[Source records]
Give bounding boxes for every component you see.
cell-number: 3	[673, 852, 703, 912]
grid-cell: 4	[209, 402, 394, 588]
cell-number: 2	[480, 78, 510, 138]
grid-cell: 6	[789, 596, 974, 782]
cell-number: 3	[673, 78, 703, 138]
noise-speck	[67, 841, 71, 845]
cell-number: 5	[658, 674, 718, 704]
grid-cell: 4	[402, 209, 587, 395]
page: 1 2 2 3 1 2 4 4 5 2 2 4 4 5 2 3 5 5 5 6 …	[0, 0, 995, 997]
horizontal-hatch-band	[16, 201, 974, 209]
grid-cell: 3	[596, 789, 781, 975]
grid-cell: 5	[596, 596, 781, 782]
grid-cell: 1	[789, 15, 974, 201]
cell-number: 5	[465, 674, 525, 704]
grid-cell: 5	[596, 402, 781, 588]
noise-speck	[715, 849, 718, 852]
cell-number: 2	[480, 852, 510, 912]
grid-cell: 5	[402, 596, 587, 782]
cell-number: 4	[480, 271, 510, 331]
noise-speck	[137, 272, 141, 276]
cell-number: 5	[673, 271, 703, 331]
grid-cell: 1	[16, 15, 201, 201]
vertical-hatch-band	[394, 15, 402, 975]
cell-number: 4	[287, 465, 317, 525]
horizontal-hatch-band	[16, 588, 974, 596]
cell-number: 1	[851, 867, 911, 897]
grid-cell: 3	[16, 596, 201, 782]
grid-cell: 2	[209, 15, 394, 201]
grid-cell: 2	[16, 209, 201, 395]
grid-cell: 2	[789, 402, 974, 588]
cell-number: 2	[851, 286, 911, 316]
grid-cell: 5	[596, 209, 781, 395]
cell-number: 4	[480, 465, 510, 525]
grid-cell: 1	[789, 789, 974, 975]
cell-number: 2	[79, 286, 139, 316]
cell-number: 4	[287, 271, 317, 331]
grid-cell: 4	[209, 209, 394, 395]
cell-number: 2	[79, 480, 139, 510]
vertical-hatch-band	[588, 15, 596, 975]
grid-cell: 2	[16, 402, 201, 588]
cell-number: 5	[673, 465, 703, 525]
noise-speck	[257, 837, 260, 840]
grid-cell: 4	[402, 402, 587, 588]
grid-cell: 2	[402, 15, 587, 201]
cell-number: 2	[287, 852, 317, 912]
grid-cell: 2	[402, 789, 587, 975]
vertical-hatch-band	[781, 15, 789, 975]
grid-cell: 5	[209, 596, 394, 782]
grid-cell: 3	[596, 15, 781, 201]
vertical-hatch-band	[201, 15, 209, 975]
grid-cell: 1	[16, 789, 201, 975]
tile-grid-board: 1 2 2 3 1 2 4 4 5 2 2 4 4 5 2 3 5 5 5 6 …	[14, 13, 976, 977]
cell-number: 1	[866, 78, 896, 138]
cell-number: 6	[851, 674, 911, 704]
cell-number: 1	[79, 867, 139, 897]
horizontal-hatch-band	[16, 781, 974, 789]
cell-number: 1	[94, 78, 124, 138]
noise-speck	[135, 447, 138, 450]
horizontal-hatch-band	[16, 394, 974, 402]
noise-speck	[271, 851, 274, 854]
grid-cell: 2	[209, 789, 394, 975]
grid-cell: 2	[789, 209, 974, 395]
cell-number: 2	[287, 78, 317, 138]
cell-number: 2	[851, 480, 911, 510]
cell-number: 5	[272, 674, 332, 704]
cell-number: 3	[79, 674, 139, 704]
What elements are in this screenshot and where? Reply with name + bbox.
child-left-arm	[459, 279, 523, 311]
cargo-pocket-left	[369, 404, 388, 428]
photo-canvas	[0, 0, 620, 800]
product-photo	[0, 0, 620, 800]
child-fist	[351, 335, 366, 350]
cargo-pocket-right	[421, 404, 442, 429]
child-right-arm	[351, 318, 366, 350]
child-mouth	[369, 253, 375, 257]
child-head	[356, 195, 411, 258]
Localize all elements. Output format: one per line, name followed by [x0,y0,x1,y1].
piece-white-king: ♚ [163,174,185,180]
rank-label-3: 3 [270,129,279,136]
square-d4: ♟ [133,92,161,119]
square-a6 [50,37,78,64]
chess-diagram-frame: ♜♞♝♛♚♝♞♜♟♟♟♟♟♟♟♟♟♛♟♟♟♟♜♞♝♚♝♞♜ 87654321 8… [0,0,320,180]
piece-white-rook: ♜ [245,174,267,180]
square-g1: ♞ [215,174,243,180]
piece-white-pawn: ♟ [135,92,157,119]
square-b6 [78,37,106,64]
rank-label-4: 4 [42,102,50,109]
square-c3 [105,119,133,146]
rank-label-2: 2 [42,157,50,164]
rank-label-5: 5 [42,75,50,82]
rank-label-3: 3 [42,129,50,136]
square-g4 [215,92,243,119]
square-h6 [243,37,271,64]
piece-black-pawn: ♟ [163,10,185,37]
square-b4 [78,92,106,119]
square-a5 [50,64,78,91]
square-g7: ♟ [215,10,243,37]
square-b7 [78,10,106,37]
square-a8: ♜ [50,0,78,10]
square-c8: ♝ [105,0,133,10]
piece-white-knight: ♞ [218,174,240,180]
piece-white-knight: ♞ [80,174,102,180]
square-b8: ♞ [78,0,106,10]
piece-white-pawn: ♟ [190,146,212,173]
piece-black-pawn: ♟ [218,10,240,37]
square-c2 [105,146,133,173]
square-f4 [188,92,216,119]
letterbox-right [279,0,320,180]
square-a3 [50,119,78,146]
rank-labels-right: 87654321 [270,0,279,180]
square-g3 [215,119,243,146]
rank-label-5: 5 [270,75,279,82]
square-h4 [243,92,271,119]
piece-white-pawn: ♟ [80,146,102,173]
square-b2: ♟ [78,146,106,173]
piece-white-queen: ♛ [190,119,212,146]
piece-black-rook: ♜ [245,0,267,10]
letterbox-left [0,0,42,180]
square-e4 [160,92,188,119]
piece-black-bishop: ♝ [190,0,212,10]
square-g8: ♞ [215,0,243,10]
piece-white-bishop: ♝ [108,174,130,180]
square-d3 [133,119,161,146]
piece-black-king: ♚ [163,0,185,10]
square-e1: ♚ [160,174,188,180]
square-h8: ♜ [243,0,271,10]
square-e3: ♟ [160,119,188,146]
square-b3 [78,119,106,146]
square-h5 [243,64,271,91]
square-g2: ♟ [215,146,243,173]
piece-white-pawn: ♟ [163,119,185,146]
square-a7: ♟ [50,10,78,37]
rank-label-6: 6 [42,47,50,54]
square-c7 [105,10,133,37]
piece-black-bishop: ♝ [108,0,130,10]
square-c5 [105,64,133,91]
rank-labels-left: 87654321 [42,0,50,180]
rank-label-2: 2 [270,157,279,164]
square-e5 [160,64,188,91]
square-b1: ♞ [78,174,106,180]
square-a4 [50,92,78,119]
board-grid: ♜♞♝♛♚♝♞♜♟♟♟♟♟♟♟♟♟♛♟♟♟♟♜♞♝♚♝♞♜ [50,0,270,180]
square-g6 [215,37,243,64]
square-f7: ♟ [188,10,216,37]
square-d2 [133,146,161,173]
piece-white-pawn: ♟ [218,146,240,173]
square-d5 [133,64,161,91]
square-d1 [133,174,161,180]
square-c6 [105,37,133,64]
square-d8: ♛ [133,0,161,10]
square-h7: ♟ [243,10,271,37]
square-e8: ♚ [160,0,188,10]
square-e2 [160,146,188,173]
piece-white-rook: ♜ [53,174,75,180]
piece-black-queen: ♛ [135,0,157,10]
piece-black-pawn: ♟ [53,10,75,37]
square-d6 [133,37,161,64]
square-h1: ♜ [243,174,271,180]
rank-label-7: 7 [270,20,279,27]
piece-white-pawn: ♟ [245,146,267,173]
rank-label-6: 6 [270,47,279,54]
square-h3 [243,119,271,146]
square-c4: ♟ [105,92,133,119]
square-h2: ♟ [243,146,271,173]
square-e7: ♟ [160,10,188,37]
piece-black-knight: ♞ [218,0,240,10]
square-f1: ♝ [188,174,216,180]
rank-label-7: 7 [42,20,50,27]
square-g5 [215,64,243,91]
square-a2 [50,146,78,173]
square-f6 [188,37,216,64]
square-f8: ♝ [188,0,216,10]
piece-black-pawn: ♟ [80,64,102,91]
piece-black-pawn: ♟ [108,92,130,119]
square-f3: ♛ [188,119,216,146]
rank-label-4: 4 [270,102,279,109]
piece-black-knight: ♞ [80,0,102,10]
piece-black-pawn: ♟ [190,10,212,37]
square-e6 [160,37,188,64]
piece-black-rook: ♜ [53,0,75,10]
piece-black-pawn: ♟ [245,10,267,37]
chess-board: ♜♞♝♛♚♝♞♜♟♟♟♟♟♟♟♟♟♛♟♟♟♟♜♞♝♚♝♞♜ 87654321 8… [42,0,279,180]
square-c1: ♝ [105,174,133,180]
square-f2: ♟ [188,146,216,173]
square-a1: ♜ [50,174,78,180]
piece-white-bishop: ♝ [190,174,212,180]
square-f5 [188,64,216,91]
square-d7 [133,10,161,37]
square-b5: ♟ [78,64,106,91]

• [GOAL]: Output the entries verbatim from the first line through the line containing "402, 587, 588]", inclusive.

• [RESULT FOR THIS TASK]:
Give bounding boxes for every component you see.
cell-number: 3	[673, 852, 703, 912]
grid-cell: 4	[209, 402, 394, 588]
cell-number: 2	[480, 78, 510, 138]
grid-cell: 6	[789, 596, 974, 782]
cell-number: 3	[673, 78, 703, 138]
noise-speck	[67, 841, 71, 845]
cell-number: 5	[658, 674, 718, 704]
grid-cell: 4	[402, 209, 587, 395]
page: 1 2 2 3 1 2 4 4 5 2 2 4 4 5 2 3 5 5 5 6 …	[0, 0, 995, 997]
horizontal-hatch-band	[16, 201, 974, 209]
grid-cell: 3	[596, 789, 781, 975]
grid-cell: 5	[596, 596, 781, 782]
grid-cell: 1	[789, 15, 974, 201]
cell-number: 5	[465, 674, 525, 704]
grid-cell: 5	[596, 402, 781, 588]
noise-speck	[715, 849, 718, 852]
cell-number: 2	[480, 852, 510, 912]
grid-cell: 5	[402, 596, 587, 782]
cell-number: 4	[480, 271, 510, 331]
noise-speck	[137, 272, 141, 276]
cell-number: 5	[673, 271, 703, 331]
grid-cell: 1	[16, 15, 201, 201]
vertical-hatch-band	[394, 15, 402, 975]
cell-number: 4	[287, 465, 317, 525]
horizontal-hatch-band	[16, 588, 974, 596]
cell-number: 1	[851, 867, 911, 897]
grid-cell: 3	[16, 596, 201, 782]
grid-cell: 2	[209, 15, 394, 201]
grid-cell: 2	[16, 209, 201, 395]
grid-cell: 2	[789, 402, 974, 588]
cell-number: 2	[851, 286, 911, 316]
grid-cell: 5	[596, 209, 781, 395]
cell-number: 4	[480, 465, 510, 525]
grid-cell: 1	[789, 789, 974, 975]
cell-number: 2	[79, 286, 139, 316]
cell-number: 4	[287, 271, 317, 331]
grid-cell: 4	[209, 209, 394, 395]
cell-number: 2	[79, 480, 139, 510]
vertical-hatch-band	[588, 15, 596, 975]
grid-cell: 2	[16, 402, 201, 588]
cell-number: 5	[673, 465, 703, 525]
noise-speck	[257, 837, 260, 840]
grid-cell: 4	[402, 402, 587, 588]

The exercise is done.